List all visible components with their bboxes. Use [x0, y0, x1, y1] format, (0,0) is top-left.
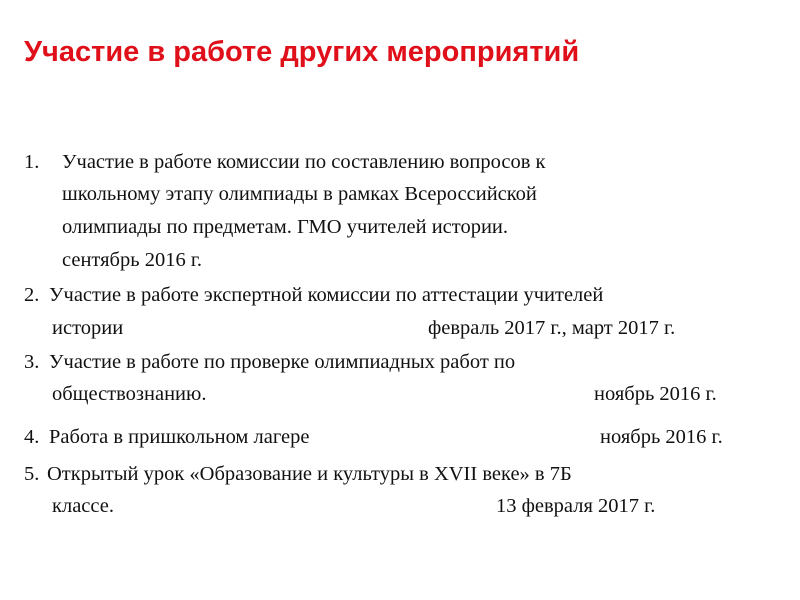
item-date: сентябрь 2016 г. [62, 249, 203, 271]
item-text-line: Открытый урок «Образование и культуры в XVII веке» в 7Б [47, 463, 572, 485]
item-number: 1. [24, 151, 40, 173]
item-text-line: истории [52, 317, 124, 339]
item-text-line: Участие в работе экспертной комиссии по аттестации учителей [49, 284, 604, 306]
item-text-line: олимпиады по предметам. ГМО учителей истории. [62, 216, 509, 238]
item-text-line: Участие в работе по проверке олимпиадных работ по [49, 351, 516, 373]
item-text-line: обществознанию. [52, 383, 207, 405]
item-number: 2. [24, 284, 40, 306]
item-text-line: Работа в пришкольном лагере [49, 426, 310, 448]
item-date: ноябрь 2016 г. [594, 383, 717, 405]
item-text-line: школьному этапу олимпиады в рамках Всероссийской [62, 183, 537, 205]
item-text-line: классе. [52, 495, 114, 517]
slide-title: Участие в работе других мероприятий [24, 36, 580, 68]
item-number: 3. [24, 351, 40, 373]
item-date: 13 февраля 2017 г. [496, 495, 656, 517]
item-number: 5. [24, 463, 40, 485]
item-date: февраль 2017 г., март 2017 г. [428, 317, 676, 339]
item-date: ноябрь 2016 г. [600, 426, 723, 448]
item-number: 4. [24, 426, 40, 448]
item-text-line: Участие в работе комиссии по составлению вопросов к [62, 151, 546, 173]
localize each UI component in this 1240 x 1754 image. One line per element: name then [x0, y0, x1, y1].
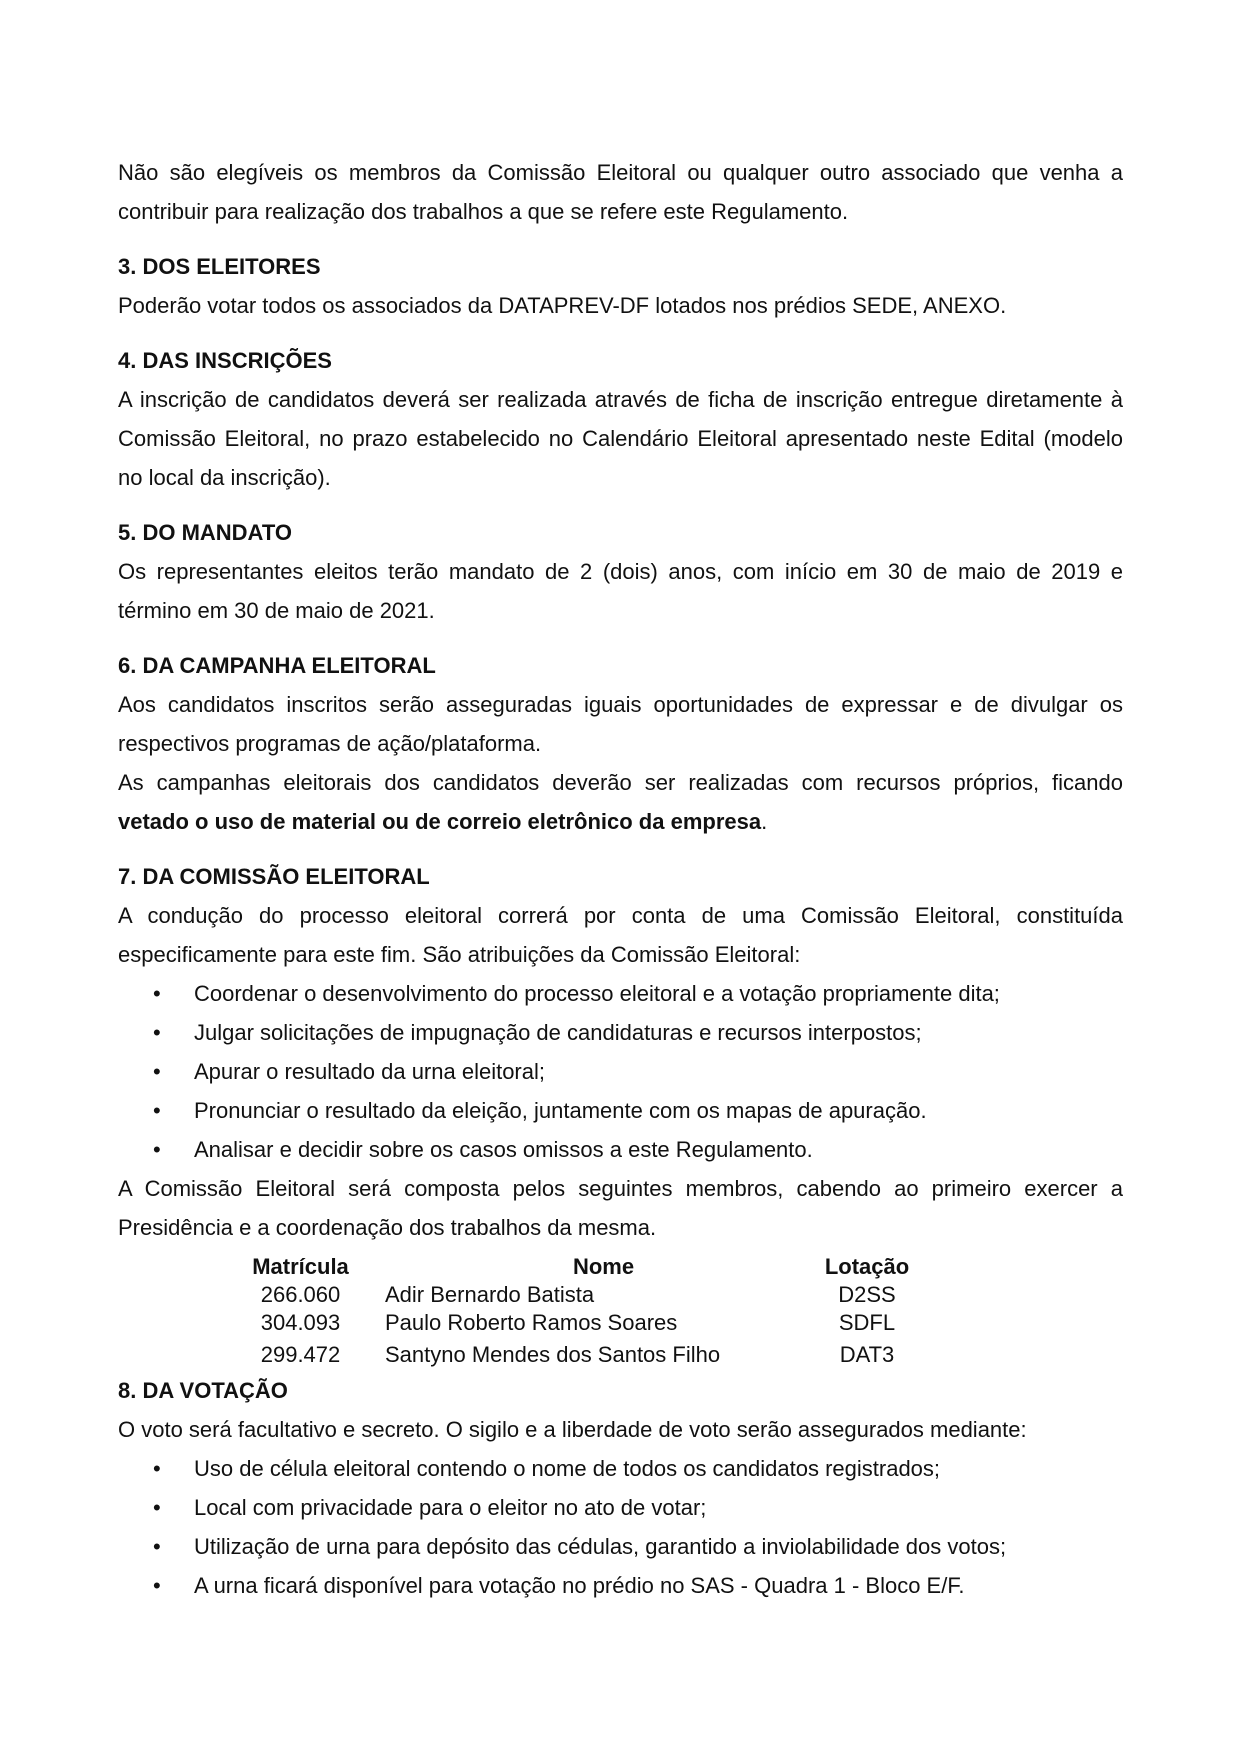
- text-run: .: [761, 809, 768, 834]
- column-header-lotacao: Lotação: [824, 1254, 910, 1279]
- bold-text-run: vetado o uso de material ou de correio eletrônico da empresa: [118, 809, 762, 834]
- list-item: • A urna ficará disponível para votação no prédio no SAS - Quadra 1 - Bloco E/F.: [118, 1566, 1123, 1605]
- section-paragraph: Aos candidatos inscritos serão asseguradas iguais oportunidades de expressar e de divulgar os respectivos programas de ação/plataforma.: [118, 692, 1123, 756]
- section-title: 5. DO MANDATO: [118, 520, 292, 545]
- section-campanha: [118, 646, 1123, 841]
- section-paragraph: [118, 763, 1123, 841]
- cell-matricula: 266.060: [260, 1282, 341, 1307]
- table-row: [239, 1281, 912, 1309]
- cell-nome: Santyno Mendes dos Santos Filho: [385, 1342, 721, 1367]
- table-header-row: [239, 1253, 912, 1281]
- section-paragraph: Poderão votar todos os associados da DATAPREV-DF lotados nos prédios SEDE, ANEXO.: [118, 293, 1007, 318]
- members-table: [239, 1253, 912, 1369]
- section-comissao: [118, 857, 1123, 1369]
- cell-nome: Adir Bernardo Batista: [385, 1282, 595, 1307]
- list-item: • Uso de célula eleitoral contendo o nome de todos os candidatos registrados;: [118, 1449, 1123, 1488]
- cell-nome: Paulo Roberto Ramos Soares: [385, 1310, 678, 1335]
- column-header-matricula: Matrícula: [252, 1254, 349, 1279]
- intro-paragraph: Não são elegíveis os membros da Comissão Eleitoral ou qualquer outro associado que venha a contribuir para realização dos trabalhos a que se refere este Regulamento.: [118, 160, 1123, 224]
- column-header-nome: Nome: [572, 1254, 635, 1279]
- document-page: [118, 153, 1123, 1605]
- section-paragraph: A inscrição de candidatos deverá ser realizada através de ficha de inscrição entregue diretamente à Comissão Eleitoral, no prazo estabelecido no Calendário Eleitoral apresentado neste Edital (modelo no local da inscrição).: [118, 387, 1123, 490]
- section-paragraph: Os representantes eleitos terão mandato de 2 (dois) anos, com início em 30 de maio de 2019 e término em 30 de maio de 2021.: [118, 559, 1123, 623]
- section-eleitores: [118, 247, 1123, 325]
- section-title: 3. DOS ELEITORES: [118, 254, 321, 279]
- cell-lotacao: D2SS: [838, 1282, 896, 1307]
- list-item: • Analisar e decidir sobre os casos omissos a este Regulamento.: [118, 1130, 1123, 1169]
- bullet-list: [118, 1449, 1123, 1605]
- section-paragraph: A Comissão Eleitoral será composta pelos seguintes membros, cabendo ao primeiro exercer a Presidência e a coordenação dos trabalhos da mesma.: [118, 1176, 1123, 1240]
- cell-matricula: 304.093: [260, 1310, 341, 1335]
- table-row: [239, 1309, 912, 1337]
- section-paragraph: O voto será facultativo e secreto. O sigilo e a liberdade de voto serão assegurados mediante:: [118, 1417, 1027, 1442]
- table-row: [239, 1337, 912, 1369]
- list-item: • Local com privacidade para o eleitor no ato de votar;: [118, 1488, 1123, 1527]
- section-title: 7. DA COMISSÃO ELEITORAL: [118, 864, 430, 889]
- section-paragraph: A condução do processo eleitoral correrá por conta de uma Comissão Eleitoral, constituída especificamente para este fim. São atribuições da Comissão Eleitoral:: [118, 903, 1123, 967]
- section-mandato: [118, 513, 1123, 630]
- section-title: 6. DA CAMPANHA ELEITORAL: [118, 653, 436, 678]
- list-item: • Utilização de urna para depósito das cédulas, garantido a inviolabilidade dos votos;: [118, 1527, 1123, 1566]
- section-inscricoes: [118, 341, 1123, 497]
- list-item: • Apurar o resultado da urna eleitoral;: [118, 1052, 1123, 1091]
- cell-lotacao: SDFL: [838, 1310, 896, 1335]
- text-run: As campanhas eleitorais dos candidatos deverão ser realizadas com recursos próprios, ficando: [118, 770, 1123, 795]
- section-title: 8. DA VOTAÇÃO: [118, 1378, 288, 1403]
- bullet-list: [118, 974, 1123, 1169]
- cell-lotacao: DAT3: [839, 1342, 895, 1367]
- list-item: • Pronunciar o resultado da eleição, juntamente com os mapas de apuração.: [118, 1091, 1123, 1130]
- cell-matricula: 299.472: [260, 1342, 341, 1367]
- section-votacao: [118, 1371, 1123, 1605]
- list-item: • Julgar solicitações de impugnação de candidaturas e recursos interpostos;: [118, 1013, 1123, 1052]
- list-item: • Coordenar o desenvolvimento do processo eleitoral e a votação propriamente dita;: [118, 974, 1123, 1013]
- section-title: 4. DAS INSCRIÇÕES: [118, 348, 332, 373]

**THE EXERCISE:** Which lines in the entries above contain the word "ноябрь"? Case counts, so copy out every such line.

**THE REPLY:**
item-date: ноябрь 2016 г. [594, 383, 717, 405]
item-date: ноябрь 2016 г. [600, 426, 723, 448]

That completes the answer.